**Material for this exercise:**
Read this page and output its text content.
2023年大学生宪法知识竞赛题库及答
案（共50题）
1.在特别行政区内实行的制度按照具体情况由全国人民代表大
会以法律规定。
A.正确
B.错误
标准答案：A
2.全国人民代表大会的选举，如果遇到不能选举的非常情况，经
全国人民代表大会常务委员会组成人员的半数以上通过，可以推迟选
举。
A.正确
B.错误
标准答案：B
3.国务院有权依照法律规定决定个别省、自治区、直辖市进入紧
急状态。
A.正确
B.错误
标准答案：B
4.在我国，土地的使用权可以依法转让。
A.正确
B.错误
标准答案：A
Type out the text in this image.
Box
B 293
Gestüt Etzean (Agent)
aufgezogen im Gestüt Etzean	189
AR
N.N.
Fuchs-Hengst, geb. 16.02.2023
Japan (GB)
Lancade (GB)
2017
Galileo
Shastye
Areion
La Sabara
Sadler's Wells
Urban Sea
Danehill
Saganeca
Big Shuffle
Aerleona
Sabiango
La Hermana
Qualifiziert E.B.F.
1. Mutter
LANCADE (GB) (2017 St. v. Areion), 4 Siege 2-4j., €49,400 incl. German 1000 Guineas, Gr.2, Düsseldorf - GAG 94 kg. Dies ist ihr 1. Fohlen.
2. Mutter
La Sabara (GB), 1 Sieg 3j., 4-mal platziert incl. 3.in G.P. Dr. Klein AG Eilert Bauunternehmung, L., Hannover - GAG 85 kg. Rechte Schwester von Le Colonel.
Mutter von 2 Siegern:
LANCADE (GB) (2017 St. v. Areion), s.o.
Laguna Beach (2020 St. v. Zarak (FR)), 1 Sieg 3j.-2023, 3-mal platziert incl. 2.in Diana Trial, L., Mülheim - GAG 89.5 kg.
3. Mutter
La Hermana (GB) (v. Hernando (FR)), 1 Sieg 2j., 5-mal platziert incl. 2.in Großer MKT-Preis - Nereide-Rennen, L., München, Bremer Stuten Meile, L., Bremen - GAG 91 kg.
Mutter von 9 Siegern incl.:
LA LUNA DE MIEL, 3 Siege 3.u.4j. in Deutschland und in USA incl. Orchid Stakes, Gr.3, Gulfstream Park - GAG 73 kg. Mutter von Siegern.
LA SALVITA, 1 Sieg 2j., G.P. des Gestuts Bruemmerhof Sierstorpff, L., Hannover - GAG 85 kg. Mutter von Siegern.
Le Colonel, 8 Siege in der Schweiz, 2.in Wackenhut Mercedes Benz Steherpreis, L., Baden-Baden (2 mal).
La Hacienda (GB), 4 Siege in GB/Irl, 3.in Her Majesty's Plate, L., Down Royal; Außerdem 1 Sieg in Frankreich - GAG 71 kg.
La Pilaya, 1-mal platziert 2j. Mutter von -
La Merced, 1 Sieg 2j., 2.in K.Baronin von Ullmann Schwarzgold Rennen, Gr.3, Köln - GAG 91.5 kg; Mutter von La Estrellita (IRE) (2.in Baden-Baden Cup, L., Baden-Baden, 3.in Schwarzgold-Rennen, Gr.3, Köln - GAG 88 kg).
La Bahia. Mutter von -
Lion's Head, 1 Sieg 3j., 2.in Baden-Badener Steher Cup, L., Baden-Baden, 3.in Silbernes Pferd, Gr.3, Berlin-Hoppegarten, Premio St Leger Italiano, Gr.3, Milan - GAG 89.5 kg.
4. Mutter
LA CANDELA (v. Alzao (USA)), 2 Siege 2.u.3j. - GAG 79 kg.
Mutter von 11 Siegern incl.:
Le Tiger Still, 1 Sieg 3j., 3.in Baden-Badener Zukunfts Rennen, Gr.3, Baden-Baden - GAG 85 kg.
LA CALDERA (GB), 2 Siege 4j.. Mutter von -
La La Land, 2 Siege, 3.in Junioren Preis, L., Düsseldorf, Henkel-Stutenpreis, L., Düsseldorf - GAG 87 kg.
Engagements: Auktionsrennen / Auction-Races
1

**Problem:**
Output the entries verbatim.

**The completed task:**
Read this page and output its text content.
2023年大学生宪法知识竞赛题库及答
案（共50题）
1.在特别行政区内实行的制度按照具体情况由全国人民代表大
会以法律规定。
A.正确
B.错误
标准答案：A
2.全国人民代表大会的选举，如果遇到不能选举的非常情况，经
全国人民代表大会常务委员会组成人员的半数以上通过，可以推迟选
举。
A.正确
B.错误
标准答案：B
3.国务院有权依照法律规定决定个别省、自治区、直辖市进入紧
急状态。
A.正确
B.错误
标准答案：B
4.在我国，土地的使用权可以依法转让。
A.正确
B.错误
标准答案：A
Type out the text in this image.
Box
B 293
Gestüt Etzean (Agent)
aufgezogen im Gestüt Etzean	189
AR
N.N.
Fuchs-Hengst, geb. 16.02.2023
Japan (GB)
Lancade (GB)
2017
Galileo
Shastye
Areion
La Sabara
Sadler's Wells
Urban Sea
Danehill
Saganeca
Big Shuffle
Aerleona
Sabiango
La Hermana
Qualifiziert E.B.F.
1. Mutter
LANCADE (GB) (2017 St. v. Areion), 4 Siege 2-4j., €49,400 incl. German 1000 Guineas, Gr.2, Düsseldorf - GAG 94 kg. Dies ist ihr 1. Fohlen.
2. Mutter
La Sabara (GB), 1 Sieg 3j., 4-mal platziert incl. 3.in G.P. Dr. Klein AG Eilert Bauunternehmung, L., Hannover - GAG 85 kg. Rechte Schwester von Le Colonel.
Mutter von 2 Siegern:
LANCADE (GB) (2017 St. v. Areion), s.o.
Laguna Beach (2020 St. v. Zarak (FR)), 1 Sieg 3j.-2023, 3-mal platziert incl. 2.in Diana Trial, L., Mülheim - GAG 89.5 kg.
3. Mutter
La Hermana (GB) (v. Hernando (FR)), 1 Sieg 2j., 5-mal platziert incl. 2.in Großer MKT-Preis - Nereide-Rennen, L., München, Bremer Stuten Meile, L., Bremen - GAG 91 kg.
Mutter von 9 Siegern incl.:
LA LUNA DE MIEL, 3 Siege 3.u.4j. in Deutschland und in USA incl. Orchid Stakes, Gr.3, Gulfstream Park - GAG 73 kg. Mutter von Siegern.
LA SALVITA, 1 Sieg 2j., G.P. des Gestuts Bruemmerhof Sierstorpff, L., Hannover - GAG 85 kg. Mutter von Siegern.
Le Colonel, 8 Siege in der Schweiz, 2.in Wackenhut Mercedes Benz Steherpreis, L., Baden-Baden (2 mal).
La Hacienda (GB), 4 Siege in GB/Irl, 3.in Her Majesty's Plate, L., Down Royal; Außerdem 1 Sieg in Frankreich - GAG 71 kg.
La Pilaya, 1-mal platziert 2j. Mutter von -
La Merced, 1 Sieg 2j., 2.in K.Baronin von Ullmann Schwarzgold Rennen, Gr.3, Köln - GAG 91.5 kg; Mutter von La Estrellita (IRE) (2.in Baden-Baden Cup, L., Baden-Baden, 3.in Schwarzgold-Rennen, Gr.3, Köln - GAG 88 kg).
La Bahia. Mutter von -
Lion's Head, 1 Sieg 3j., 2.in Baden-Badener Steher Cup, L., Baden-Baden, 3.in Silbernes Pferd, Gr.3, Berlin-Hoppegarten, Premio St Leger Italiano, Gr.3, Milan - GAG 89.5 kg.
4. Mutter
LA CANDELA (v. Alzao (USA)), 2 Siege 2.u.3j. - GAG 79 kg.
Mutter von 11 Siegern incl.:
Le Tiger Still, 1 Sieg 3j., 3.in Baden-Badener Zukunfts Rennen, Gr.3, Baden-Baden - GAG 85 kg.
LA CALDERA (GB), 2 Siege 4j.. Mutter von -
La La Land, 2 Siege, 3.in Junioren Preis, L., Düsseldorf, Henkel-Stutenpreis, L., Düsseldorf - GAG 87 kg.
Engagements: Auktionsrennen / Auction-Races
1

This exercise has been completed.